_Required task_
Go through the listing below and list every line with "CORRELATION".

::::::::

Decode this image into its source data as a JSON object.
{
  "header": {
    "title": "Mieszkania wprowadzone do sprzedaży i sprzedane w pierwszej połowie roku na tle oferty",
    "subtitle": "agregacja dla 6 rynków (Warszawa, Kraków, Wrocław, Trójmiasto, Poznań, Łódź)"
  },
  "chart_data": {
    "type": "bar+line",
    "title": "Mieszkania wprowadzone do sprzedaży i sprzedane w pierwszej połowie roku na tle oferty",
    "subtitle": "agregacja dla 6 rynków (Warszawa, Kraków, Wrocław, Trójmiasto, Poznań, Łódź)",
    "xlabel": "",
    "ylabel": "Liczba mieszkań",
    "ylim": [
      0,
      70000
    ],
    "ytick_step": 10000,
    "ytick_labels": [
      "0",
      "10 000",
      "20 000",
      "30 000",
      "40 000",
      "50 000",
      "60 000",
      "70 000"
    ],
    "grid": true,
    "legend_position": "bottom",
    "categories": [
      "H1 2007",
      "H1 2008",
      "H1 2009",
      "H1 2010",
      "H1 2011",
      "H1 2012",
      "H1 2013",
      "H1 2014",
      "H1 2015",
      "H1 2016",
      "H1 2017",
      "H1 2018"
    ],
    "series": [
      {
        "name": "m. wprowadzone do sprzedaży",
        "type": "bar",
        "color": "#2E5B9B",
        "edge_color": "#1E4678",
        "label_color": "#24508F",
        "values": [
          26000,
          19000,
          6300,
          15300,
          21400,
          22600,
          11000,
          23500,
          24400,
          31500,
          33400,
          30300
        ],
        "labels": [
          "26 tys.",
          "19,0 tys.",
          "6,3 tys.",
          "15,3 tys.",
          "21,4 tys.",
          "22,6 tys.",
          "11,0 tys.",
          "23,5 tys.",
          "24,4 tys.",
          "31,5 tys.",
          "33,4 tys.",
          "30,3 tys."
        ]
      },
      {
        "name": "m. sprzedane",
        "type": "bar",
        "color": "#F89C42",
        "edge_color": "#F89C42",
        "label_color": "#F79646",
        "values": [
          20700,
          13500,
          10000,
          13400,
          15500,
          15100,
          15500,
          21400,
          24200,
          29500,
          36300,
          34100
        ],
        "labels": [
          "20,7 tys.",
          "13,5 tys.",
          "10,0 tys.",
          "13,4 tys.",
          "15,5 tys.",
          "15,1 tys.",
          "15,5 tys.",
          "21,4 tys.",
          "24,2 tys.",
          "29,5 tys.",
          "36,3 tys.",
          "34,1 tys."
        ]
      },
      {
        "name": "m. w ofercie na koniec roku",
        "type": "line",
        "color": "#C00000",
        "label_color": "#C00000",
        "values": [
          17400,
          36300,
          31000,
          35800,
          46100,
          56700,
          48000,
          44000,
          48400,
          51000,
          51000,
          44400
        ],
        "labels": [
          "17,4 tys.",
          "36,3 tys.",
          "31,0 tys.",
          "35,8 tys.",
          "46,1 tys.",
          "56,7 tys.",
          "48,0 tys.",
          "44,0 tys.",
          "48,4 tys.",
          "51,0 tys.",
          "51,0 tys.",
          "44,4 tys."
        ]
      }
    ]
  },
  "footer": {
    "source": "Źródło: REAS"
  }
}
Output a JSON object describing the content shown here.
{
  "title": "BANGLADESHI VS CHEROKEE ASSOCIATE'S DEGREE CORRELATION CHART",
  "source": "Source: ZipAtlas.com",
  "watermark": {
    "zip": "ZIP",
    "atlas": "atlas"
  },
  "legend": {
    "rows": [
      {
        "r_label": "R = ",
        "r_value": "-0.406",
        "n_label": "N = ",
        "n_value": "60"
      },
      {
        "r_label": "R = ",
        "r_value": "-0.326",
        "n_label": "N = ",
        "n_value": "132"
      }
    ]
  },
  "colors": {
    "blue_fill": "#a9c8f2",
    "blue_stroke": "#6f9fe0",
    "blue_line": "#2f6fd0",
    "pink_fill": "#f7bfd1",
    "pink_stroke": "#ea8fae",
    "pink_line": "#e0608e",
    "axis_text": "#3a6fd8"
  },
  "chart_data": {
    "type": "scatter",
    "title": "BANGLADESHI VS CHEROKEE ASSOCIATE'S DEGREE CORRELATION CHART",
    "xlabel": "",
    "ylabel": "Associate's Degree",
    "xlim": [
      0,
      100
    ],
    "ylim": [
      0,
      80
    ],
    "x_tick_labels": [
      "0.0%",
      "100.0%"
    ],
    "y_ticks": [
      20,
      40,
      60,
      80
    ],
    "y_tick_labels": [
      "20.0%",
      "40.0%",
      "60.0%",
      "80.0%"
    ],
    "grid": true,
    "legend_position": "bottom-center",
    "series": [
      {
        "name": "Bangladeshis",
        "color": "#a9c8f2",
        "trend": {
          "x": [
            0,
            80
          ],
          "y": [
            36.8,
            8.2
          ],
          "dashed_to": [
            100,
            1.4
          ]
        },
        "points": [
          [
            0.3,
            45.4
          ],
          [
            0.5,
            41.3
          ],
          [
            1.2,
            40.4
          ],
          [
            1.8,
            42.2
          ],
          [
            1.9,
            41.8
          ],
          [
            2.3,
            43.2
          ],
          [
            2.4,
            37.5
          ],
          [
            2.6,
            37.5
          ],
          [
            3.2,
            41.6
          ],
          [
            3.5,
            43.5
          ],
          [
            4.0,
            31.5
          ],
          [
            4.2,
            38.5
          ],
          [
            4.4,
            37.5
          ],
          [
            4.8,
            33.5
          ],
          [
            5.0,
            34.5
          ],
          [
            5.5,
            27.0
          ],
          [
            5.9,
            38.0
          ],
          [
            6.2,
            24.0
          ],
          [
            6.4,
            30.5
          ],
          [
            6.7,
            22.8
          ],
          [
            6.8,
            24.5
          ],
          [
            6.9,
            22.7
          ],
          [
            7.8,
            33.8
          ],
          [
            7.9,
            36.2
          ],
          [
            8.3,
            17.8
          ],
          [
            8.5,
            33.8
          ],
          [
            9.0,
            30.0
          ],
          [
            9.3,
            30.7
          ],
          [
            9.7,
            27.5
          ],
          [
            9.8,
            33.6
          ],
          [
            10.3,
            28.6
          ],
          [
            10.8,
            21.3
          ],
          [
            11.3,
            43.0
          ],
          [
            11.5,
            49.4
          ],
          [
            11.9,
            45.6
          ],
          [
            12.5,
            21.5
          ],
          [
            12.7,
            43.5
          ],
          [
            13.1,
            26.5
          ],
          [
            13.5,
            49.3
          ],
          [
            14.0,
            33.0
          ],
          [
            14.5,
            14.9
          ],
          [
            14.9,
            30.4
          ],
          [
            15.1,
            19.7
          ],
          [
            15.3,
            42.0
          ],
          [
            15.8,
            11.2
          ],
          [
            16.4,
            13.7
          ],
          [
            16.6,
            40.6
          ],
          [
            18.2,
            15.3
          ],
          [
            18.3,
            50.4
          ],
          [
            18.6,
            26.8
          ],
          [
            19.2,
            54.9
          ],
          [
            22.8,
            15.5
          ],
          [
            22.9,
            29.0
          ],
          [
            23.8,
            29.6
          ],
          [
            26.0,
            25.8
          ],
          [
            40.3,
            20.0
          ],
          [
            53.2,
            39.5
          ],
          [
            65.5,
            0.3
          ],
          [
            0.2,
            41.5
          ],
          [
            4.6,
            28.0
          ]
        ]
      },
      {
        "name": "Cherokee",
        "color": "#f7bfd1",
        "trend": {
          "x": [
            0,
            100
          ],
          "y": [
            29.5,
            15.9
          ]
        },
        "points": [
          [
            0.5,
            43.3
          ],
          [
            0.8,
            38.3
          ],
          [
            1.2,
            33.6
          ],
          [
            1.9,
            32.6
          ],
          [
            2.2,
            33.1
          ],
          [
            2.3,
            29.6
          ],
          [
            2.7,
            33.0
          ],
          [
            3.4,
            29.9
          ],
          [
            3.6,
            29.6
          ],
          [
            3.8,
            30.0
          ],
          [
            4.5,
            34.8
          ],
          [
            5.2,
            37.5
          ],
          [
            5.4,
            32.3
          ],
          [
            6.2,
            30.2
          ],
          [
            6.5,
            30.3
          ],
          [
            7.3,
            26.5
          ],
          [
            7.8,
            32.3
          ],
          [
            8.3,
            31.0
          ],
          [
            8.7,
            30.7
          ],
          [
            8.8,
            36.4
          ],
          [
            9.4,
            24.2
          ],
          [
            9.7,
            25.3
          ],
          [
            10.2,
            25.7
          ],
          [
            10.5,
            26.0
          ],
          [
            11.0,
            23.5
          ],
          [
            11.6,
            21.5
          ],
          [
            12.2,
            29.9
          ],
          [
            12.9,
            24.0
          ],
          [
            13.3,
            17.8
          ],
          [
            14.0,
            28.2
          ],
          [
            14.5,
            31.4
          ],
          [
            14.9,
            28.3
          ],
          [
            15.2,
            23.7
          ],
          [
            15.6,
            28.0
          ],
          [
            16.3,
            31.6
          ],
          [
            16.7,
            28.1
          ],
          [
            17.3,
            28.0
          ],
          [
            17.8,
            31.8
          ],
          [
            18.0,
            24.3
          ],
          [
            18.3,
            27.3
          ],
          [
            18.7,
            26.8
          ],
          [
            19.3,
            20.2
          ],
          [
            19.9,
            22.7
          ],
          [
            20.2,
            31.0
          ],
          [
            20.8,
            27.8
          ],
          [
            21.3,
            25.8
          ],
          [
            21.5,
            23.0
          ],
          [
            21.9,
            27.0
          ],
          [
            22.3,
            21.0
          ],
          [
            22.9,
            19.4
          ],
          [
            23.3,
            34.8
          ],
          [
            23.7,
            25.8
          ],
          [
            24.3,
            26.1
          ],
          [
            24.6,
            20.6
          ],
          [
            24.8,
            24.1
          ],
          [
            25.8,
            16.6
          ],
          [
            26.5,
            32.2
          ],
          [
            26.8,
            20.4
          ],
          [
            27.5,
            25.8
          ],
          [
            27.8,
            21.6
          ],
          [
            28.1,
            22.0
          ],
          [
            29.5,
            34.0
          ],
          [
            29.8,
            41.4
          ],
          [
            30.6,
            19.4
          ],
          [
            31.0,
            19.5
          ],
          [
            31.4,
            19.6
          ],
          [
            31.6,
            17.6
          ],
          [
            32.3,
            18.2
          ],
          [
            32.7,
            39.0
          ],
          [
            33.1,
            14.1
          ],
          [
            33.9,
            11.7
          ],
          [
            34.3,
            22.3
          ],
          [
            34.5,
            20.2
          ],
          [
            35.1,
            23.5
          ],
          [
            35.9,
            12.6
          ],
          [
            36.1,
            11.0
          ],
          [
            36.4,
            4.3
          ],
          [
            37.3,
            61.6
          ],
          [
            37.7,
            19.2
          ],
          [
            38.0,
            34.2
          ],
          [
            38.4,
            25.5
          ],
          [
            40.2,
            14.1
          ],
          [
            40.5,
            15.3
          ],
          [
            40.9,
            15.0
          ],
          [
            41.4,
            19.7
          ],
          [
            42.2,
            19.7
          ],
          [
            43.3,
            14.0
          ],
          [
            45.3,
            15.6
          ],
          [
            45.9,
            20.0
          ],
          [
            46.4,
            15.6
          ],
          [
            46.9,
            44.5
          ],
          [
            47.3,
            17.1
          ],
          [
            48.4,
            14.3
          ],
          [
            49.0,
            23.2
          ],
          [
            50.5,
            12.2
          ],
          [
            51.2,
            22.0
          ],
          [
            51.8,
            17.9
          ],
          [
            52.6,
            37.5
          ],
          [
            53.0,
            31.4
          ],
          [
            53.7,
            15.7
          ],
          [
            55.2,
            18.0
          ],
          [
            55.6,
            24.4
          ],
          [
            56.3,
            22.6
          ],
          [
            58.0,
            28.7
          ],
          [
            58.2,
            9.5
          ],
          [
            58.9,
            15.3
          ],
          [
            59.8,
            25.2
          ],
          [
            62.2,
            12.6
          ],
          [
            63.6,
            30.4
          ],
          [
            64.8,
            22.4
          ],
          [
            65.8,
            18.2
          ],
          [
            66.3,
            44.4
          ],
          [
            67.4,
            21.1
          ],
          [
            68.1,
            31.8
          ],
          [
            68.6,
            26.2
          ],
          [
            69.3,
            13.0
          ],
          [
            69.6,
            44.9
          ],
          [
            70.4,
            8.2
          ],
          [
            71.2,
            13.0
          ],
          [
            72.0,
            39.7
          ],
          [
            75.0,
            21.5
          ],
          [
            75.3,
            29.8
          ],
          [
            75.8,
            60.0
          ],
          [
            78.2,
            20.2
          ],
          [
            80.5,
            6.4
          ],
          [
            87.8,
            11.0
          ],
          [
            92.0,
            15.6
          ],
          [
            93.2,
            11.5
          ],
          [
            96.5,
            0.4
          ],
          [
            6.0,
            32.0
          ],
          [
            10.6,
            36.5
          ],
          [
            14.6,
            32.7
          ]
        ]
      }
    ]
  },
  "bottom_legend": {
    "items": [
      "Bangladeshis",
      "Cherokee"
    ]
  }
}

::::::::

_Exercise result_
  "title": "BANGLADESHI VS CHEROKEE ASSOCIATE'S DEGREE CORRELATION CHART",
    "title": "BANGLADESHI VS CHEROKEE ASSOCIATE'S DEGREE CORRELATION CHART",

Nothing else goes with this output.